- PROBLEM STATEMENT
Gather every line below where "月涨跌幅" appears.

Extracts from a graphics dataset:
START

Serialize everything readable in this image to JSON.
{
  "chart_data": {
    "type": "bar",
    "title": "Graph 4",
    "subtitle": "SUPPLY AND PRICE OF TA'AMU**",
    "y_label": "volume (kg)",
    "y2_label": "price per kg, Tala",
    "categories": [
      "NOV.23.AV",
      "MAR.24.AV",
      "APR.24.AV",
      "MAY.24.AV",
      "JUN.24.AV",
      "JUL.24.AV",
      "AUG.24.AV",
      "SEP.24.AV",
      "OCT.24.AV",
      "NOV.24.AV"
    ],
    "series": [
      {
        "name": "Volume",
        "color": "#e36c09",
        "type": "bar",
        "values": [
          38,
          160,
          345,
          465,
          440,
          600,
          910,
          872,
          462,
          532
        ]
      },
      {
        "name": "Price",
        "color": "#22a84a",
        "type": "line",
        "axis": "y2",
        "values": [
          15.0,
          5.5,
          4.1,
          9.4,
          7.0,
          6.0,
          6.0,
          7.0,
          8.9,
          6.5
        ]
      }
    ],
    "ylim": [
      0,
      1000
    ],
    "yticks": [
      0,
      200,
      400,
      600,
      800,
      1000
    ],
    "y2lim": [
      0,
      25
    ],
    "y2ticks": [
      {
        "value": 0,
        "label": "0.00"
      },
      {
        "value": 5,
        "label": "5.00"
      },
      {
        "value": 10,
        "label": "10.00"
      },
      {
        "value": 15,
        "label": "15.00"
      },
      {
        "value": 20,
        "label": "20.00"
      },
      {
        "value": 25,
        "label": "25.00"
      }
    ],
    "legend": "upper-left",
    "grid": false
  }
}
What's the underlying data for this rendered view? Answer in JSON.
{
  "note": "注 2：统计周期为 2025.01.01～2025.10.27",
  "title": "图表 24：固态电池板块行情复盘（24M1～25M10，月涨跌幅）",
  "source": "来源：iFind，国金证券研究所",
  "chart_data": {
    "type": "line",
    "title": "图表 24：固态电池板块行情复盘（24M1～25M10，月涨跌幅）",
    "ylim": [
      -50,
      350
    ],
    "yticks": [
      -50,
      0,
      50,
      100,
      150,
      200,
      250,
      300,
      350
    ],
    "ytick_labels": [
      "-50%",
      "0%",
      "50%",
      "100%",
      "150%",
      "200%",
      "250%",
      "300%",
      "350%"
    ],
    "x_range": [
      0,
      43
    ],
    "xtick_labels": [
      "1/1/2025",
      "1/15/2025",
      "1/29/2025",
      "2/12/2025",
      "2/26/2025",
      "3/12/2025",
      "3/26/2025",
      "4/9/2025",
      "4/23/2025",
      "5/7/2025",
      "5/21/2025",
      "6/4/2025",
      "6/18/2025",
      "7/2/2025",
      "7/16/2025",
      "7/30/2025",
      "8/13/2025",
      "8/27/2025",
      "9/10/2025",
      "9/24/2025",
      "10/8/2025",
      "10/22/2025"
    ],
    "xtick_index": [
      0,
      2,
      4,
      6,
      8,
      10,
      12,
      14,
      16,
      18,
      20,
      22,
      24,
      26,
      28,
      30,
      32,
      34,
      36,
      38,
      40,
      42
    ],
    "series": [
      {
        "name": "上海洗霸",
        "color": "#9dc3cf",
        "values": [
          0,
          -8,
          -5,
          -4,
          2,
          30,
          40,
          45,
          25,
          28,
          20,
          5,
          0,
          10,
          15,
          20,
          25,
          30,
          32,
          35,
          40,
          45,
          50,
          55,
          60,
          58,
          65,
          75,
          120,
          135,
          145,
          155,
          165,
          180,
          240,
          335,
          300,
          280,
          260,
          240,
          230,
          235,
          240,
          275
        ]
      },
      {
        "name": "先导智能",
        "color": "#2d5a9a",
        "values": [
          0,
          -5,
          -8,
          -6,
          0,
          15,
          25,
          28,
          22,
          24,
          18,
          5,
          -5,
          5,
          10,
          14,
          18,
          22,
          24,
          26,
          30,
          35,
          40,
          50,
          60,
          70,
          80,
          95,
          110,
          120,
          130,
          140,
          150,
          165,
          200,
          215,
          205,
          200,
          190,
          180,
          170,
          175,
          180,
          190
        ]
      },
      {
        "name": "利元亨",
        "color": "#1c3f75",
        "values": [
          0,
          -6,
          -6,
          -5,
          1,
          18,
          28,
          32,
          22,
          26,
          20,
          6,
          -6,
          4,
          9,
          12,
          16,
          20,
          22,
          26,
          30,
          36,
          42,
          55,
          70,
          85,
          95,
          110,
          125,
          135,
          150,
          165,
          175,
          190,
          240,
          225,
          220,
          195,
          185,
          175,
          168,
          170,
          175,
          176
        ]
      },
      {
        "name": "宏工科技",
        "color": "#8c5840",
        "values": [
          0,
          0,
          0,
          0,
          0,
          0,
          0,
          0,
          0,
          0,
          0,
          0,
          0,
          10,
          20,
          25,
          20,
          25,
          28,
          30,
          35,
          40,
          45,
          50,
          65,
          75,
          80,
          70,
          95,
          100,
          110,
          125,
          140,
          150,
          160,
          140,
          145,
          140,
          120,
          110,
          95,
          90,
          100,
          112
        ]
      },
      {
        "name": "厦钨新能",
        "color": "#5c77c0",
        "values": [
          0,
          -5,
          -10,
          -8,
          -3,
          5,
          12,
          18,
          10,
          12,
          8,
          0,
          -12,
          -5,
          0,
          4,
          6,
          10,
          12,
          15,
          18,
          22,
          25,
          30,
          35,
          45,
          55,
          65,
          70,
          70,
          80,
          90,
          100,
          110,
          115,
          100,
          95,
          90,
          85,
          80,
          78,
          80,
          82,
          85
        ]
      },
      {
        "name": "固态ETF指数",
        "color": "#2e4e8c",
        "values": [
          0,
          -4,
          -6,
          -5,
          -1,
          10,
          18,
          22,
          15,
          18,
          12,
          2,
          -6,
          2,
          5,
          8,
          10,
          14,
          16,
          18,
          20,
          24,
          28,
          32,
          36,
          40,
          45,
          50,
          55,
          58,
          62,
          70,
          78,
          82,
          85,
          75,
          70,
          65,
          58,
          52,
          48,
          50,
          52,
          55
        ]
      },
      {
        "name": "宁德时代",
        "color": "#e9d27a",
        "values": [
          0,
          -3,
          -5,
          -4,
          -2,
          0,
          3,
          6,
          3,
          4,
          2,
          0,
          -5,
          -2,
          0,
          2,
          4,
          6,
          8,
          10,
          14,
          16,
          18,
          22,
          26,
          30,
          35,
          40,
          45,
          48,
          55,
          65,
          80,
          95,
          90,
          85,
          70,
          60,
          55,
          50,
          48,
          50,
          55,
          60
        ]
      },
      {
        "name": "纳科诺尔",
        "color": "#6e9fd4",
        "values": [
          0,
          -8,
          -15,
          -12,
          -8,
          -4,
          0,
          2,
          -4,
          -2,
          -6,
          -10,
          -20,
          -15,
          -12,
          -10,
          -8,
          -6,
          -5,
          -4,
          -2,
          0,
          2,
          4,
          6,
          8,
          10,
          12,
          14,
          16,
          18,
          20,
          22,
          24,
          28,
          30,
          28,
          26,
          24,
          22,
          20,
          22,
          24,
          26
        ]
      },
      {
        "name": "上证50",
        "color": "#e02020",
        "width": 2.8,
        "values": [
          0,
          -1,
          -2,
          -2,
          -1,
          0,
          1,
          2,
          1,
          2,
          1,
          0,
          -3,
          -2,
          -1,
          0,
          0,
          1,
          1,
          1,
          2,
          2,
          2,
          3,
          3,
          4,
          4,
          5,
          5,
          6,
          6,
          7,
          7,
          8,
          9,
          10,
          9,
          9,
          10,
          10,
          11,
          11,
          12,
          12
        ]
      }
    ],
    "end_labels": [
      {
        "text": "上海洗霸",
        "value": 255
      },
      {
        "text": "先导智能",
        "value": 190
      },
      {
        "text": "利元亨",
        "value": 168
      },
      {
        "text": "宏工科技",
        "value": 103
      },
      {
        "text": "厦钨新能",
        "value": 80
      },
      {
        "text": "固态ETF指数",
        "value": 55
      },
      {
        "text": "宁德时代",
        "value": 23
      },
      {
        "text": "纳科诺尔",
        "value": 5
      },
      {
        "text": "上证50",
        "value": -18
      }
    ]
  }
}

END

- ANSWER TO THE PROBLEM
  "title": "图表 24：固态电池板块行情复盘（24M1～25M10，月涨跌幅）",
    "title": "图表 24：固态电池板块行情复盘（24M1～25M10，月涨跌幅）",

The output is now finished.